* Stated task
An exact copy of the records is required, minus the pictures they hold.

* Provided information
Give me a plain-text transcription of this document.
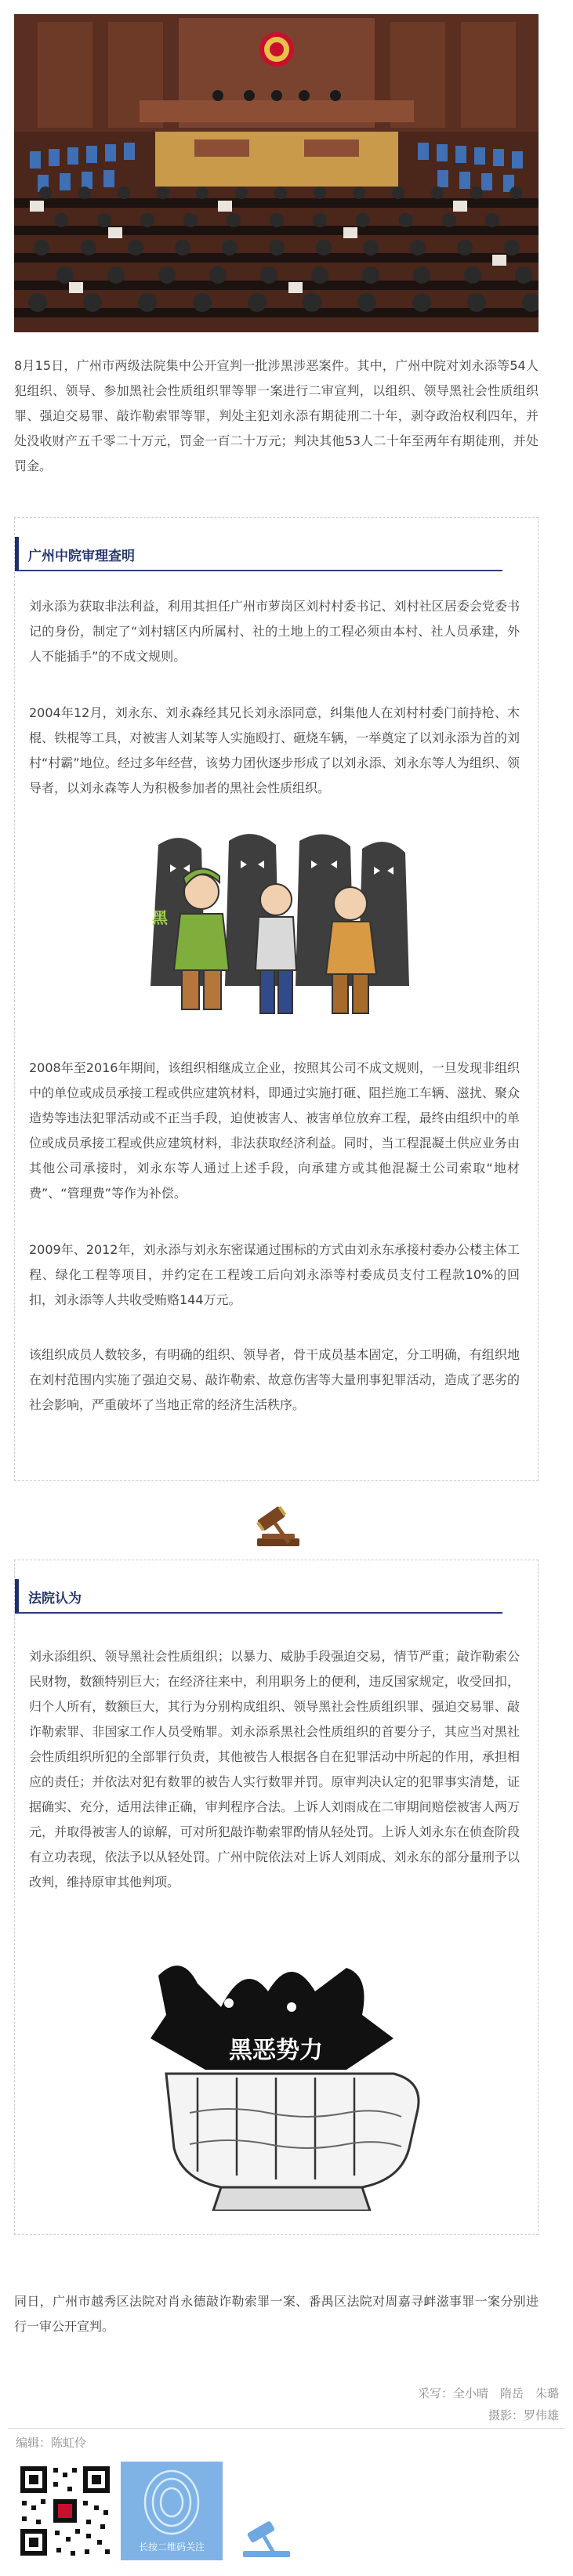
8月15日，广州市两级法院集中公开宣判一批涉黑涉恶案件。其中，广州中院对刘永添等54人犯组织、领导、参加黑社会性质组织罪等罪一案进行二审宣判，以组织、领导黑社会性质组织罪、强迫交易罪、敲诈勒索罪等罪，判处主犯刘永添有期徒刑二十年，剥夺政治权利四年，并处没收财产五千零二十万元，罚金一百二十万元；判决其他53人二十年至两年有期徒刑，并处罚金。

广州中院审理查明

刘永添为获取非法利益，利用其担任广州市萝岗区刘村村委书记、刘村社区居委会党委书记的身份，制定了“刘村辖区内所属村、社的土地上的工程必须由本村、社人员承建，外人不能插手”的不成文规则。

2004年12月，刘永东、刘永森经其兄长刘永添同意，纠集他人在刘村村委门前持枪、木棍、铁棍等工具，对被害人刘某等人实施殴打、砸烧车辆，一举奠定了以刘永添为首的刘村“村霸”地位。经过多年经营，该势力团伙逐步形成了以刘永添、刘永东等人为组织、领导者，以刘永森等人为积极参加者的黑社会性质组织。

黑

2008年至2016年期间，该组织相继成立企业，按照其公司不成文规则，一旦发现非组织中的单位或成员承接工程或供应建筑材料，即通过实施打砸、阻拦施工车辆、滋扰、聚众造势等违法犯罪活动或不正当手段，迫使被害人、被害单位放弃工程，最终由组织中的单位或成员承接工程或供应建筑材料，非法获取经济利益。同时，当工程混凝土供应业务由其他公司承接时，刘永东等人通过上述手段，向承建方或其他混凝土公司索取“地材费”、“管理费”等作为补偿。

2009年、2012年，刘永添与刘永东密谋通过围标的方式由刘永东承接村委办公楼主体工程、绿化工程等项目，并约定在工程竣工后向刘永添等村委成员支付工程款10%的回扣，刘永添等人共收受贿赂144万元。

该组织成员人数较多，有明确的组织、领导者，骨干成员基本固定，分工明确，有组织地在刘村范围内实施了强迫交易、敲诈勒索、故意伤害等大量刑事犯罪活动，造成了恶劣的社会影响，严重破坏了当地正常的经济生活秩序。

法院认为

刘永添组织、领导黑社会性质组织；以暴力、威胁手段强迫交易，情节严重；敲诈勒索公民财物，数额特别巨大；在经济往来中，利用职务上的便利，违反国家规定，收受回扣，归个人所有，数额巨大，其行为分别构成组织、领导黑社会性质组织罪、强迫交易罪、敲诈勒索罪、非国家工作人员受贿罪。刘永添系黑社会性质组织的首要分子，其应当对黑社会性质组织所犯的全部罪行负责，其他被告人根据各自在犯罪活动中所起的作用，承担相应的责任；并依法对犯有数罪的被告人实行数罪并罚。原审判决认定的犯罪事实清楚，证据确实、充分，适用法律正确，审判程序合法。上诉人刘雨成在二审期间赔偿被害人两万元，并取得被害人的谅解，可对所犯敲诈勒索罪酌情从轻处罚。上诉人刘永东在侦查阶段有立功表现，依法予以从轻处罚。广州中院依法对上诉人刘雨成、刘永东的部分量刑予以改判，维持原审其他判项。

黑恶势力

同日，广州市越秀区法院对肖永德敲诈勒索罪一案、番禺区法院对周嘉寻衅滋事罪一案分别进行一审公开宣判。

采写：全小晴　隋岳　朱璐
摄影：罗伟雄
编辑：陈虹伶
长按二维码关注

* Right answer
Give me a plain-text transcription of this document.
8月15日，广州市两级法院集中公开宣判一批涉黑涉恶案件。其中，广州中院对刘永添等54人犯组织、领导、参加黑社会性质组织罪等罪一案进行二审宣判，以组织、领导黑社会性质组织罪、强迫交易罪、敲诈勒索罪等罪，判处主犯刘永添有期徒刑二十年，剥夺政治权利四年，并处没收财产五千零二十万元，罚金一百二十万元；判决其他53人二十年至两年有期徒刑，并处罚金。

广州中院审理查明

刘永添为获取非法利益，利用其担任广州市萝岗区刘村村委书记、刘村社区居委会党委书记的身份，制定了“刘村辖区内所属村、社的土地上的工程必须由本村、社人员承建，外人不能插手”的不成文规则。

2004年12月，刘永东、刘永森经其兄长刘永添同意，纠集他人在刘村村委门前持枪、木棍、铁棍等工具，对被害人刘某等人实施殴打、砸烧车辆，一举奠定了以刘永添为首的刘村“村霸”地位。经过多年经营，该势力团伙逐步形成了以刘永添、刘永东等人为组织、领导者，以刘永森等人为积极参加者的黑社会性质组织。

黑

2008年至2016年期间，该组织相继成立企业，按照其公司不成文规则，一旦发现非组织中的单位或成员承接工程或供应建筑材料，即通过实施打砸、阻拦施工车辆、滋扰、聚众造势等违法犯罪活动或不正当手段，迫使被害人、被害单位放弃工程，最终由组织中的单位或成员承接工程或供应建筑材料，非法获取经济利益。同时，当工程混凝土供应业务由其他公司承接时，刘永东等人通过上述手段，向承建方或其他混凝土公司索取“地材费”、“管理费”等作为补偿。

2009年、2012年，刘永添与刘永东密谋通过围标的方式由刘永东承接村委办公楼主体工程、绿化工程等项目，并约定在工程竣工后向刘永添等村委成员支付工程款10%的回扣，刘永添等人共收受贿赂144万元。

该组织成员人数较多，有明确的组织、领导者，骨干成员基本固定，分工明确，有组织地在刘村范围内实施了强迫交易、敲诈勒索、故意伤害等大量刑事犯罪活动，造成了恶劣的社会影响，严重破坏了当地正常的经济生活秩序。

法院认为

刘永添组织、领导黑社会性质组织；以暴力、威胁手段强迫交易，情节严重；敲诈勒索公民财物，数额特别巨大；在经济往来中，利用职务上的便利，违反国家规定，收受回扣，归个人所有，数额巨大，其行为分别构成组织、领导黑社会性质组织罪、强迫交易罪、敲诈勒索罪、非国家工作人员受贿罪。刘永添系黑社会性质组织的首要分子，其应当对黑社会性质组织所犯的全部罪行负责，其他被告人根据各自在犯罪活动中所起的作用，承担相应的责任；并依法对犯有数罪的被告人实行数罪并罚。原审判决认定的犯罪事实清楚，证据确实、充分，适用法律正确，审判程序合法。上诉人刘雨成在二审期间赔偿被害人两万元，并取得被害人的谅解，可对所犯敲诈勒索罪酌情从轻处罚。上诉人刘永东在侦查阶段有立功表现，依法予以从轻处罚。广州中院依法对上诉人刘雨成、刘永东的部分量刑予以改判，维持原审其他判项。

黑恶势力

同日，广州市越秀区法院对肖永德敲诈勒索罪一案、番禺区法院对周嘉寻衅滋事罪一案分别进行一审公开宣判。

采写：全小晴　隋岳　朱璐
摄影：罗伟雄
编辑：陈虹伶
长按二维码关注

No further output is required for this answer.